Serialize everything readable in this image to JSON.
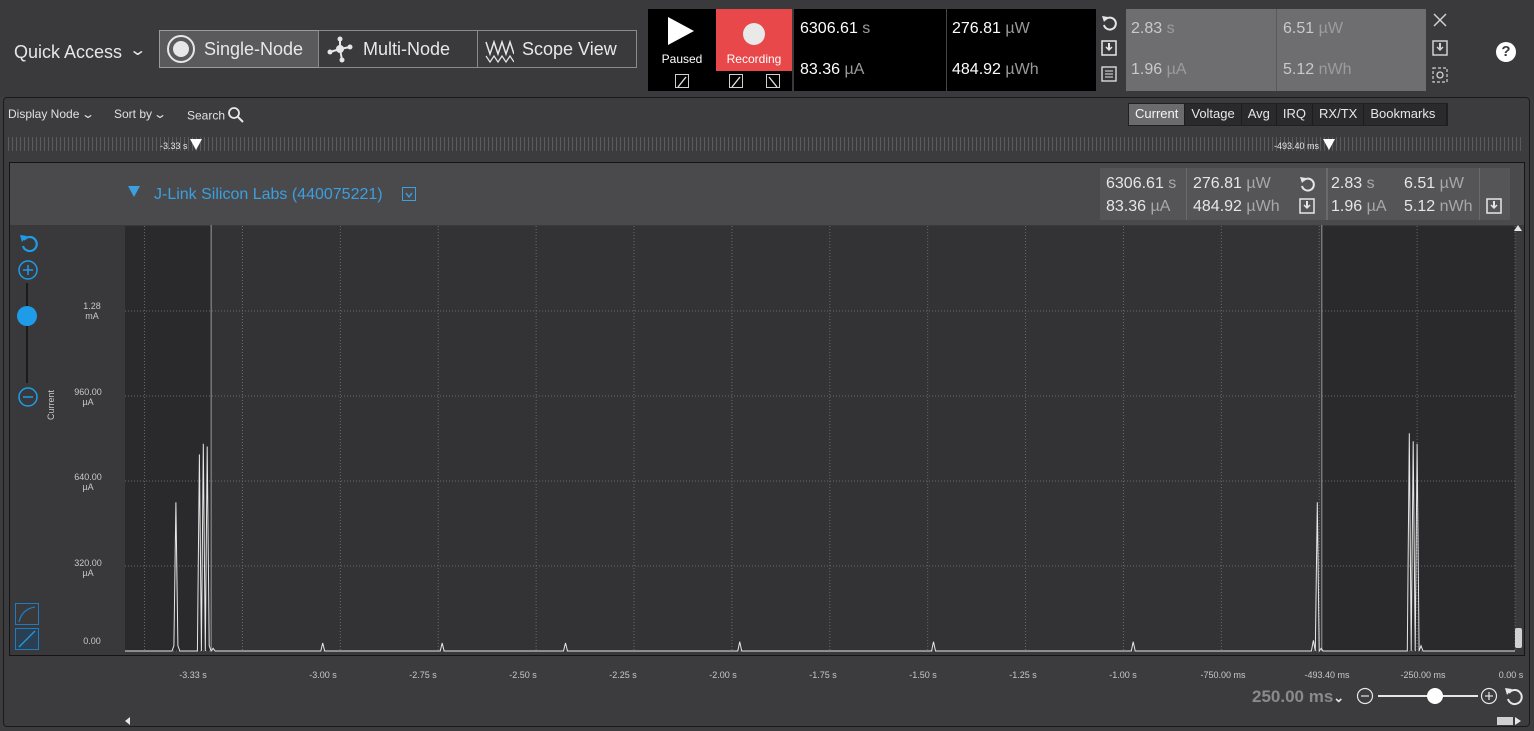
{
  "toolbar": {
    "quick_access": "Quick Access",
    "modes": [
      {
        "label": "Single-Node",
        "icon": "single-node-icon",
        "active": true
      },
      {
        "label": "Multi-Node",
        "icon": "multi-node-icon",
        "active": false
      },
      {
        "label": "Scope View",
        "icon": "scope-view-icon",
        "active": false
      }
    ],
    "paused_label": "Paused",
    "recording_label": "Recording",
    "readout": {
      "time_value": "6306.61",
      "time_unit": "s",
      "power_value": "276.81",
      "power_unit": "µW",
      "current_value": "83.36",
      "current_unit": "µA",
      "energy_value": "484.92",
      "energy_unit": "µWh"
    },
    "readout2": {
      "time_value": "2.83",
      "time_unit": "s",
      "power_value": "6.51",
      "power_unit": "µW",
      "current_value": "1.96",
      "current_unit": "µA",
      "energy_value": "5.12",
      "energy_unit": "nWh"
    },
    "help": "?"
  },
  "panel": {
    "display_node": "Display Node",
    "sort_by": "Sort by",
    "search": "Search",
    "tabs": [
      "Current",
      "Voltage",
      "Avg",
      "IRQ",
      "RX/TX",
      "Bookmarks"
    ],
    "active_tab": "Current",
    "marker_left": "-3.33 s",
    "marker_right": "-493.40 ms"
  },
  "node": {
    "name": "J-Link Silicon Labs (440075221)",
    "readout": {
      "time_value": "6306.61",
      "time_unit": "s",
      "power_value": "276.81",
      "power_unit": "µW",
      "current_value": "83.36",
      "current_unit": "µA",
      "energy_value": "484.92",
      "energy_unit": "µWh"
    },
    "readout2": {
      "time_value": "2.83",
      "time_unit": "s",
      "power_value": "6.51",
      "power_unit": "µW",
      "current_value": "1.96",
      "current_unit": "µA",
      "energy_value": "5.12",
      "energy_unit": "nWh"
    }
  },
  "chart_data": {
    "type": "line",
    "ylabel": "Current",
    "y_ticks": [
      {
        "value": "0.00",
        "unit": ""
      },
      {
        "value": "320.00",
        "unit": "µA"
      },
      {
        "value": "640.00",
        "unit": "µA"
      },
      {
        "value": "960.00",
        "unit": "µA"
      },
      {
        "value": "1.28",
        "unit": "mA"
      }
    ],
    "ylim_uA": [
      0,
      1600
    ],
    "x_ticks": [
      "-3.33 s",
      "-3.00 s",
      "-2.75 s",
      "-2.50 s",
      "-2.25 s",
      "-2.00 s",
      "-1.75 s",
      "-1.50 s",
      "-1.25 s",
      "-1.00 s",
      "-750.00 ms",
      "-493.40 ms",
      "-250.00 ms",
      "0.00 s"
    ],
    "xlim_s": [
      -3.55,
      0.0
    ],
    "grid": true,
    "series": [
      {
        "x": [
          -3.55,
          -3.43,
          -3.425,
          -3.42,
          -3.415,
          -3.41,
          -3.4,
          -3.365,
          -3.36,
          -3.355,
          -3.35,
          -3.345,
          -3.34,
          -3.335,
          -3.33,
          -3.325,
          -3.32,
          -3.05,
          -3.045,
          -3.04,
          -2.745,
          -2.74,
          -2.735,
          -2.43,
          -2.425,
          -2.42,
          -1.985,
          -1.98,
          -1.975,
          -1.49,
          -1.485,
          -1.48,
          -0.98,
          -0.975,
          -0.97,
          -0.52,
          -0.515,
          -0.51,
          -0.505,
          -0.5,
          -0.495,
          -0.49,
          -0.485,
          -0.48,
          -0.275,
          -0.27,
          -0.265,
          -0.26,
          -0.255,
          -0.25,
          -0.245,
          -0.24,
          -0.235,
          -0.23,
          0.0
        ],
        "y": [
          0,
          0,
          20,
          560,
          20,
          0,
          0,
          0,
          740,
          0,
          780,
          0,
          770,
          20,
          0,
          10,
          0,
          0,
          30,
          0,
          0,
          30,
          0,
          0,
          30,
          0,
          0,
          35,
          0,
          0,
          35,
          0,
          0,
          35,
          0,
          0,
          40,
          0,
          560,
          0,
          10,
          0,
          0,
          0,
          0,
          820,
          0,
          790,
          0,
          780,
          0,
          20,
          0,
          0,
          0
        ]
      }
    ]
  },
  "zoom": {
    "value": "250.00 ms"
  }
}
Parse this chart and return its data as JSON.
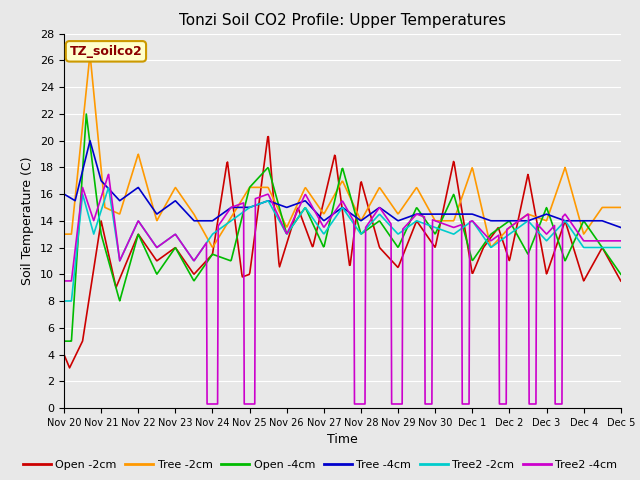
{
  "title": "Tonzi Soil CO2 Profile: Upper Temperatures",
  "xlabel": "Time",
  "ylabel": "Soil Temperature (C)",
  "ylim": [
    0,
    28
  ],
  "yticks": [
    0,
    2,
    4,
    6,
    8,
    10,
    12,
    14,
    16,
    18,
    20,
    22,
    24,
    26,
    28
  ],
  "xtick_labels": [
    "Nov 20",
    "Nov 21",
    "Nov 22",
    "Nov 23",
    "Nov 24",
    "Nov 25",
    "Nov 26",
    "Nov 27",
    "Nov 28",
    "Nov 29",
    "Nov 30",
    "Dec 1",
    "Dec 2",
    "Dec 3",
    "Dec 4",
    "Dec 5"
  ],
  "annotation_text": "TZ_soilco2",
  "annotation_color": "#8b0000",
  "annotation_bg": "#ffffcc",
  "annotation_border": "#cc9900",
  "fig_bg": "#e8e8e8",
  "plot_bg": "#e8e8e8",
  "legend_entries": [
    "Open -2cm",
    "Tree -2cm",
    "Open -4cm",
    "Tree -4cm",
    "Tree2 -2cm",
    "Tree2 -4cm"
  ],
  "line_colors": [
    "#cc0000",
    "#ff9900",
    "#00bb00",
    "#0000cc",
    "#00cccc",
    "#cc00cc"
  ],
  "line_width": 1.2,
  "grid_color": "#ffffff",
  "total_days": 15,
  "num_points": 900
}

-*-

§ **WHAT IS ASKED**
Quote all the lines above exactly as given. Do not include the pictures.

§ **FULL OUTPUT**
Serialize everything readable in this image to JSON.
{
  "toolbar": {
    "quick_access": "Quick Access",
    "modes": [
      {
        "label": "Single-Node",
        "icon": "single-node-icon",
        "active": true
      },
      {
        "label": "Multi-Node",
        "icon": "multi-node-icon",
        "active": false
      },
      {
        "label": "Scope View",
        "icon": "scope-view-icon",
        "active": false
      }
    ],
    "paused_label": "Paused",
    "recording_label": "Recording",
    "readout": {
      "time_value": "6306.61",
      "time_unit": "s",
      "power_value": "276.81",
      "power_unit": "µW",
      "current_value": "83.36",
      "current_unit": "µA",
      "energy_value": "484.92",
      "energy_unit": "µWh"
    },
    "readout2": {
      "time_value": "2.83",
      "time_unit": "s",
      "power_value": "6.51",
      "power_unit": "µW",
      "current_value": "1.96",
      "current_unit": "µA",
      "energy_value": "5.12",
      "energy_unit": "nWh"
    },
    "help": "?"
  },
  "panel": {
    "display_node": "Display Node",
    "sort_by": "Sort by",
    "search": "Search",
    "tabs": [
      "Current",
      "Voltage",
      "Avg",
      "IRQ",
      "RX/TX",
      "Bookmarks"
    ],
    "active_tab": "Current",
    "marker_left": "-3.33 s",
    "marker_right": "-493.40 ms"
  },
  "node": {
    "name": "J-Link Silicon Labs (440075221)",
    "readout": {
      "time_value": "6306.61",
      "time_unit": "s",
      "power_value": "276.81",
      "power_unit": "µW",
      "current_value": "83.36",
      "current_unit": "µA",
      "energy_value": "484.92",
      "energy_unit": "µWh"
    },
    "readout2": {
      "time_value": "2.83",
      "time_unit": "s",
      "power_value": "6.51",
      "power_unit": "µW",
      "current_value": "1.96",
      "current_unit": "µA",
      "energy_value": "5.12",
      "energy_unit": "nWh"
    }
  },
  "chart_data": {
    "type": "line",
    "ylabel": "Current",
    "y_ticks": [
      {
        "value": "0.00",
        "unit": ""
      },
      {
        "value": "320.00",
        "unit": "µA"
      },
      {
        "value": "640.00",
        "unit": "µA"
      },
      {
        "value": "960.00",
        "unit": "µA"
      },
      {
        "value": "1.28",
        "unit": "mA"
      }
    ],
    "ylim_uA": [
      0,
      1600
    ],
    "x_ticks": [
      "-3.33 s",
      "-3.00 s",
      "-2.75 s",
      "-2.50 s",
      "-2.25 s",
      "-2.00 s",
      "-1.75 s",
      "-1.50 s",
      "-1.25 s",
      "-1.00 s",
      "-750.00 ms",
      "-493.40 ms",
      "-250.00 ms",
      "0.00 s"
    ],
    "xlim_s": [
      -3.55,
      0.0
    ],
    "grid": true,
    "series": [
      {
        "x": [
          -3.55,
          -3.43,
          -3.425,
          -3.42,
          -3.415,
          -3.41,
          -3.4,
          -3.365,
          -3.36,
          -3.355,
          -3.35,
          -3.345,
          -3.34,
          -3.335,
          -3.33,
          -3.325,
          -3.32,
          -3.05,
          -3.045,
          -3.04,
          -2.745,
          -2.74,
          -2.735,
          -2.43,
          -2.425,
          -2.42,
          -1.985,
          -1.98,
          -1.975,
          -1.49,
          -1.485,
          -1.48,
          -0.98,
          -0.975,
          -0.97,
          -0.52,
          -0.515,
          -0.51,
          -0.505,
          -0.5,
          -0.495,
          -0.49,
          -0.485,
          -0.48,
          -0.275,
          -0.27,
          -0.265,
          -0.26,
          -0.255,
          -0.25,
          -0.245,
          -0.24,
          -0.235,
          -0.23,
          0.0
        ],
        "y": [
          0,
          0,
          20,
          560,
          20,
          0,
          0,
          0,
          740,
          0,
          780,
          0,
          770,
          20,
          0,
          10,
          0,
          0,
          30,
          0,
          0,
          30,
          0,
          0,
          30,
          0,
          0,
          35,
          0,
          0,
          35,
          0,
          0,
          35,
          0,
          0,
          40,
          0,
          560,
          0,
          10,
          0,
          0,
          0,
          0,
          820,
          0,
          790,
          0,
          780,
          0,
          20,
          0,
          0,
          0
        ]
      }
    ]
  },
  "zoom": {
    "value": "250.00 ms"
  }
}
Parse this chart and return its data as JSON.
{
  "title": "Tonzi Soil CO2 Profile: Upper Temperatures",
  "xlabel": "Time",
  "ylabel": "Soil Temperature (C)",
  "ylim": [
    0,
    28
  ],
  "yticks": [
    0,
    2,
    4,
    6,
    8,
    10,
    12,
    14,
    16,
    18,
    20,
    22,
    24,
    26,
    28
  ],
  "xtick_labels": [
    "Nov 20",
    "Nov 21",
    "Nov 22",
    "Nov 23",
    "Nov 24",
    "Nov 25",
    "Nov 26",
    "Nov 27",
    "Nov 28",
    "Nov 29",
    "Nov 30",
    "Dec 1",
    "Dec 2",
    "Dec 3",
    "Dec 4",
    "Dec 5"
  ],
  "annotation_text": "TZ_soilco2",
  "annotation_color": "#8b0000",
  "annotation_bg": "#ffffcc",
  "annotation_border": "#cc9900",
  "fig_bg": "#e8e8e8",
  "plot_bg": "#e8e8e8",
  "legend_entries": [
    "Open -2cm",
    "Tree -2cm",
    "Open -4cm",
    "Tree -4cm",
    "Tree2 -2cm",
    "Tree2 -4cm"
  ],
  "line_colors": [
    "#cc0000",
    "#ff9900",
    "#00bb00",
    "#0000cc",
    "#00cccc",
    "#cc00cc"
  ],
  "line_width": 1.2,
  "grid_color": "#ffffff",
  "total_days": 15,
  "num_points": 900
}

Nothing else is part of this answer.